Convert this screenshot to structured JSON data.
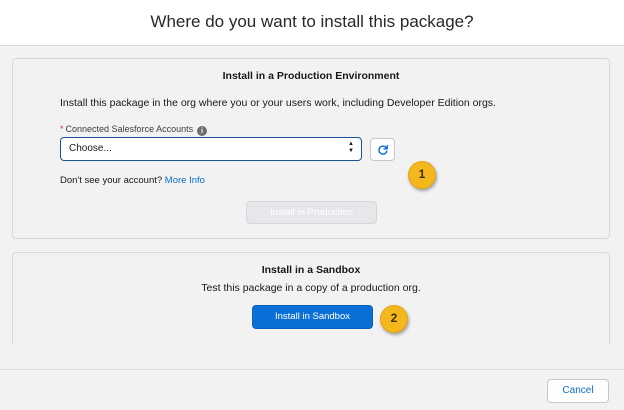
{
  "dialog": {
    "title": "Where do you want to install this package?"
  },
  "production": {
    "title": "Install in a Production Environment",
    "description": "Install this package in the org where you or your users work, including Developer Edition orgs.",
    "field_required_mark": "*",
    "field_label": "Connected Salesforce Accounts",
    "info_icon": "info-icon",
    "select_value": "Choose...",
    "refresh_icon": "refresh-icon",
    "account_prompt": "Don't see your account?",
    "more_info_link": "More Info",
    "install_button": "Install in Production",
    "install_button_enabled": false
  },
  "sandbox": {
    "title": "Install in a Sandbox",
    "description": "Test this package in a copy of a production org.",
    "install_button": "Install in Sandbox"
  },
  "annotations": {
    "badge_1": "1",
    "badge_2": "2",
    "badge_color": "#f5b81c"
  },
  "footer": {
    "cancel_button": "Cancel"
  },
  "colors": {
    "accent": "#0a70d8",
    "link": "#0a6ed1",
    "required": "#c23934"
  }
}
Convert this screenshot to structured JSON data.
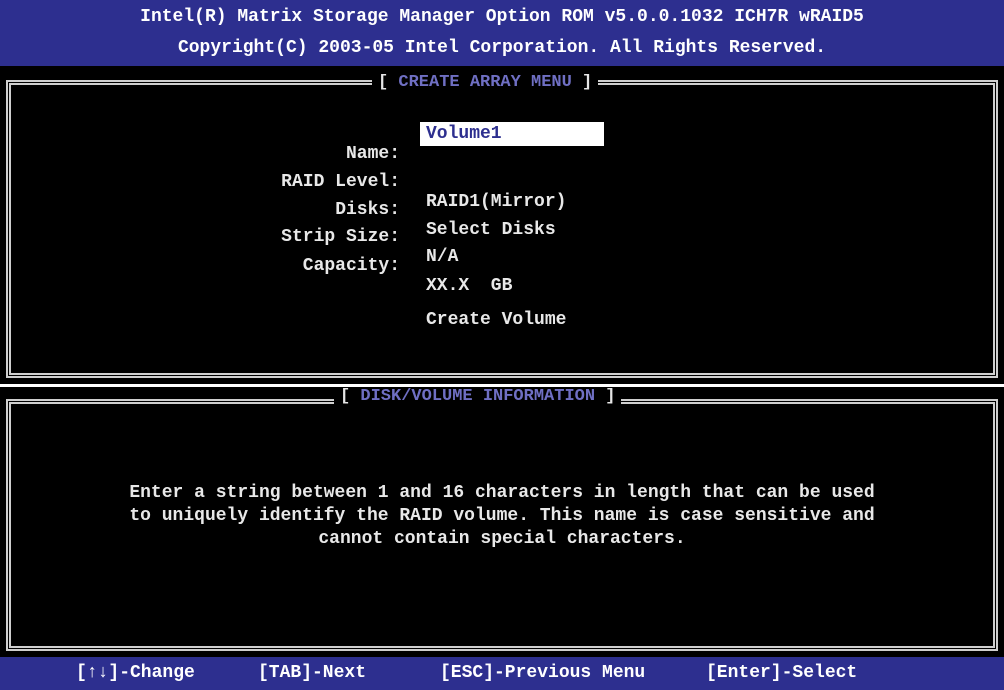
{
  "header": {
    "line1": "Intel(R) Matrix Storage Manager Option ROM v5.0.0.1032 ICH7R wRAID5",
    "line2": "Copyright(C) 2003-05 Intel Corporation. All Rights Reserved."
  },
  "create_menu": {
    "title": "CREATE ARRAY MENU",
    "fields": {
      "name_label": "Name:",
      "name_value": "Volume1",
      "raid_label": "RAID Level:",
      "raid_value": "RAID1(Mirror)",
      "disks_label": "Disks:",
      "disks_value": "Select Disks",
      "strip_label": "Strip Size:",
      "strip_value": "N/A",
      "capacity_label": "Capacity:",
      "capacity_value": "XX.X  GB"
    },
    "create_label": "Create Volume"
  },
  "info_panel": {
    "title": "DISK/VOLUME INFORMATION",
    "line1": "Enter a string between 1 and 16 characters in length that can be used",
    "line2": "to uniquely identify the RAID volume. This name is case sensitive and",
    "line3": "cannot contain special characters."
  },
  "footer": {
    "change": "[↑↓]-Change",
    "next": "[TAB]-Next",
    "previous": "[ESC]-Previous Menu",
    "select": "[Enter]-Select"
  },
  "colors": {
    "header_bg": "#2d2f8f",
    "panel_bg": "#000000",
    "title_text": "#6f6fc3",
    "body_text": "#e8e8e8",
    "selected_field_bg": "#ffffff"
  }
}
----
## [Task directions]
Copy the records exactly as they appear, excluding images.

## [Task solution]
Convert this screenshot to structured JSON data.
{
  "dialog": {
    "title": "Where do you want to install this package?"
  },
  "production": {
    "title": "Install in a Production Environment",
    "description": "Install this package in the org where you or your users work, including Developer Edition orgs.",
    "field_required_mark": "*",
    "field_label": "Connected Salesforce Accounts",
    "info_icon": "info-icon",
    "select_value": "Choose...",
    "refresh_icon": "refresh-icon",
    "account_prompt": "Don't see your account?",
    "more_info_link": "More Info",
    "install_button": "Install in Production",
    "install_button_enabled": false
  },
  "sandbox": {
    "title": "Install in a Sandbox",
    "description": "Test this package in a copy of a production org.",
    "install_button": "Install in Sandbox"
  },
  "annotations": {
    "badge_1": "1",
    "badge_2": "2",
    "badge_color": "#f5b81c"
  },
  "footer": {
    "cancel_button": "Cancel"
  },
  "colors": {
    "accent": "#0a70d8",
    "link": "#0a6ed1",
    "required": "#c23934"
  }
}
Convert this screenshot to structured JSON data.
{
  "header": {
    "line1": "Intel(R) Matrix Storage Manager Option ROM v5.0.0.1032 ICH7R wRAID5",
    "line2": "Copyright(C) 2003-05 Intel Corporation. All Rights Reserved."
  },
  "create_menu": {
    "title": "CREATE ARRAY MENU",
    "fields": {
      "name_label": "Name:",
      "name_value": "Volume1",
      "raid_label": "RAID Level:",
      "raid_value": "RAID1(Mirror)",
      "disks_label": "Disks:",
      "disks_value": "Select Disks",
      "strip_label": "Strip Size:",
      "strip_value": "N/A",
      "capacity_label": "Capacity:",
      "capacity_value": "XX.X  GB"
    },
    "create_label": "Create Volume"
  },
  "info_panel": {
    "title": "DISK/VOLUME INFORMATION",
    "line1": "Enter a string between 1 and 16 characters in length that can be used",
    "line2": "to uniquely identify the RAID volume. This name is case sensitive and",
    "line3": "cannot contain special characters."
  },
  "footer": {
    "change": "[↑↓]-Change",
    "next": "[TAB]-Next",
    "previous": "[ESC]-Previous Menu",
    "select": "[Enter]-Select"
  },
  "colors": {
    "header_bg": "#2d2f8f",
    "panel_bg": "#000000",
    "title_text": "#6f6fc3",
    "body_text": "#e8e8e8",
    "selected_field_bg": "#ffffff"
  }
}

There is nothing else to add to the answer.